=== STORED DATA ===

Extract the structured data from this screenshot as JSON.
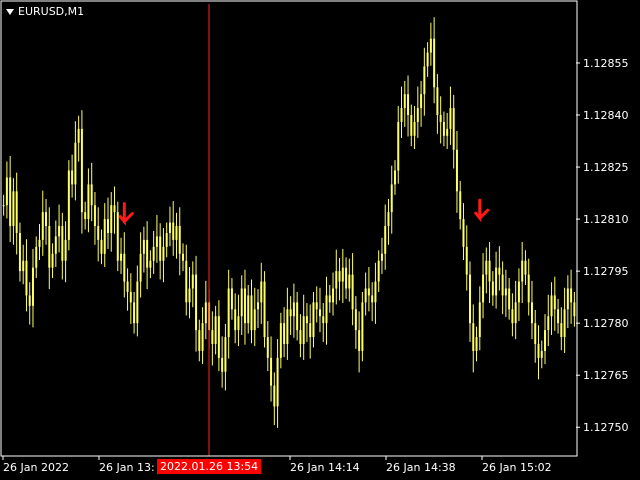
{
  "header": {
    "symbol_label": "EURUSD,M1",
    "menu_icon": "dropdown-triangle-icon"
  },
  "colors": {
    "background": "#000000",
    "candle": "#ffff66",
    "grid": "#ffffff",
    "text": "#ffffff",
    "vline": "#ff2222",
    "arrow": "#ff1a1a",
    "time_label_bg": "#ff0000"
  },
  "crosshair_time_label": "2022.01.26 13:54",
  "chart_data": {
    "type": "candlestick",
    "ylim": [
      1.12742,
      1.12872
    ],
    "y_ticks": [
      "1.12855",
      "1.12840",
      "1.12825",
      "1.12810",
      "1.12795",
      "1.12780",
      "1.12765",
      "1.12750"
    ],
    "x_tick_labels": [
      "26 Jan 2022",
      "26 Jan 13:",
      "26 Jan 14:14",
      "26 Jan 14:38",
      "26 Jan 15:02"
    ],
    "series": [
      {
        "values": [
          1.12814,
          1.12822,
          1.12808,
          1.12818,
          1.12806,
          1.12795,
          1.12798,
          1.12788,
          1.12785,
          1.12796,
          1.12802,
          1.12804,
          1.12812,
          1.12808,
          1.12796,
          1.128,
          1.12805,
          1.12808,
          1.12798,
          1.12804,
          1.12824,
          1.1282,
          1.12832,
          1.12836,
          1.12812,
          1.1281,
          1.1282,
          1.12814,
          1.12808,
          1.12804,
          1.128,
          1.1281,
          1.12806,
          1.12814,
          1.12812,
          1.12798,
          1.128,
          1.12792,
          1.12789,
          1.12786,
          1.1278,
          1.12792,
          1.128,
          1.12804,
          1.12796,
          1.12798,
          1.12802,
          1.12805,
          1.12798,
          1.12802,
          1.12806,
          1.12809,
          1.12804,
          1.12808,
          1.128,
          1.12798,
          1.12786,
          1.1279,
          1.12794,
          1.12778,
          1.12772,
          1.1278,
          1.12786,
          1.12778,
          1.12774,
          1.12782,
          1.1277,
          1.12766,
          1.12776,
          1.1279,
          1.12784,
          1.12778,
          1.12782,
          1.1279,
          1.1278,
          1.12788,
          1.12778,
          1.12784,
          1.12786,
          1.12792,
          1.12776,
          1.1277,
          1.12762,
          1.12756,
          1.1277,
          1.1278,
          1.12774,
          1.12784,
          1.12782,
          1.12786,
          1.12778,
          1.12774,
          1.12782,
          1.1278,
          1.12776,
          1.12786,
          1.12784,
          1.12782,
          1.1278,
          1.12788,
          1.12786,
          1.1279,
          1.12795,
          1.12792,
          1.12796,
          1.1279,
          1.12794,
          1.12784,
          1.12778,
          1.12772,
          1.12786,
          1.1279,
          1.12788,
          1.12786,
          1.12792,
          1.12798,
          1.128,
          1.12808,
          1.12812,
          1.1282,
          1.12824,
          1.12838,
          1.12842,
          1.12846,
          1.1284,
          1.12834,
          1.12838,
          1.12842,
          1.12846,
          1.12854,
          1.12858,
          1.12862,
          1.12848,
          1.1284,
          1.12838,
          1.12834,
          1.12836,
          1.12842,
          1.1283,
          1.12818,
          1.1281,
          1.12802,
          1.12794,
          1.1278,
          1.12772,
          1.12776,
          1.12786,
          1.12794,
          1.12798,
          1.12792,
          1.12788,
          1.12796,
          1.12794,
          1.12788,
          1.1279,
          1.12784,
          1.1278,
          1.12786,
          1.12792,
          1.12798,
          1.12794,
          1.12786,
          1.1278,
          1.12774,
          1.1277,
          1.12772,
          1.12778,
          1.12782,
          1.12788,
          1.12784,
          1.1278,
          1.12776,
          1.12784,
          1.1279,
          1.12786,
          1.12782
        ]
      }
    ],
    "sell_signals": [
      {
        "index": 37,
        "price": 1.12811
      },
      {
        "index": 146,
        "price": 1.12812
      }
    ],
    "vertical_marker_index": 63
  }
}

===

#### [GOAL OF THE EXERCISE]
Set every line down exactly as written, leaving each picture out.

#### [RESPONSE TO THE TASK]
Extract the structured data from this screenshot as JSON.
{
  "header": {
    "symbol_label": "EURUSD,M1",
    "menu_icon": "dropdown-triangle-icon"
  },
  "colors": {
    "background": "#000000",
    "candle": "#ffff66",
    "grid": "#ffffff",
    "text": "#ffffff",
    "vline": "#ff2222",
    "arrow": "#ff1a1a",
    "time_label_bg": "#ff0000"
  },
  "crosshair_time_label": "2022.01.26 13:54",
  "chart_data": {
    "type": "candlestick",
    "ylim": [
      1.12742,
      1.12872
    ],
    "y_ticks": [
      "1.12855",
      "1.12840",
      "1.12825",
      "1.12810",
      "1.12795",
      "1.12780",
      "1.12765",
      "1.12750"
    ],
    "x_tick_labels": [
      "26 Jan 2022",
      "26 Jan 13:",
      "26 Jan 14:14",
      "26 Jan 14:38",
      "26 Jan 15:02"
    ],
    "series": [
      {
        "values": [
          1.12814,
          1.12822,
          1.12808,
          1.12818,
          1.12806,
          1.12795,
          1.12798,
          1.12788,
          1.12785,
          1.12796,
          1.12802,
          1.12804,
          1.12812,
          1.12808,
          1.12796,
          1.128,
          1.12805,
          1.12808,
          1.12798,
          1.12804,
          1.12824,
          1.1282,
          1.12832,
          1.12836,
          1.12812,
          1.1281,
          1.1282,
          1.12814,
          1.12808,
          1.12804,
          1.128,
          1.1281,
          1.12806,
          1.12814,
          1.12812,
          1.12798,
          1.128,
          1.12792,
          1.12789,
          1.12786,
          1.1278,
          1.12792,
          1.128,
          1.12804,
          1.12796,
          1.12798,
          1.12802,
          1.12805,
          1.12798,
          1.12802,
          1.12806,
          1.12809,
          1.12804,
          1.12808,
          1.128,
          1.12798,
          1.12786,
          1.1279,
          1.12794,
          1.12778,
          1.12772,
          1.1278,
          1.12786,
          1.12778,
          1.12774,
          1.12782,
          1.1277,
          1.12766,
          1.12776,
          1.1279,
          1.12784,
          1.12778,
          1.12782,
          1.1279,
          1.1278,
          1.12788,
          1.12778,
          1.12784,
          1.12786,
          1.12792,
          1.12776,
          1.1277,
          1.12762,
          1.12756,
          1.1277,
          1.1278,
          1.12774,
          1.12784,
          1.12782,
          1.12786,
          1.12778,
          1.12774,
          1.12782,
          1.1278,
          1.12776,
          1.12786,
          1.12784,
          1.12782,
          1.1278,
          1.12788,
          1.12786,
          1.1279,
          1.12795,
          1.12792,
          1.12796,
          1.1279,
          1.12794,
          1.12784,
          1.12778,
          1.12772,
          1.12786,
          1.1279,
          1.12788,
          1.12786,
          1.12792,
          1.12798,
          1.128,
          1.12808,
          1.12812,
          1.1282,
          1.12824,
          1.12838,
          1.12842,
          1.12846,
          1.1284,
          1.12834,
          1.12838,
          1.12842,
          1.12846,
          1.12854,
          1.12858,
          1.12862,
          1.12848,
          1.1284,
          1.12838,
          1.12834,
          1.12836,
          1.12842,
          1.1283,
          1.12818,
          1.1281,
          1.12802,
          1.12794,
          1.1278,
          1.12772,
          1.12776,
          1.12786,
          1.12794,
          1.12798,
          1.12792,
          1.12788,
          1.12796,
          1.12794,
          1.12788,
          1.1279,
          1.12784,
          1.1278,
          1.12786,
          1.12792,
          1.12798,
          1.12794,
          1.12786,
          1.1278,
          1.12774,
          1.1277,
          1.12772,
          1.12778,
          1.12782,
          1.12788,
          1.12784,
          1.1278,
          1.12776,
          1.12784,
          1.1279,
          1.12786,
          1.12782
        ]
      }
    ],
    "sell_signals": [
      {
        "index": 37,
        "price": 1.12811
      },
      {
        "index": 146,
        "price": 1.12812
      }
    ],
    "vertical_marker_index": 63
  }
}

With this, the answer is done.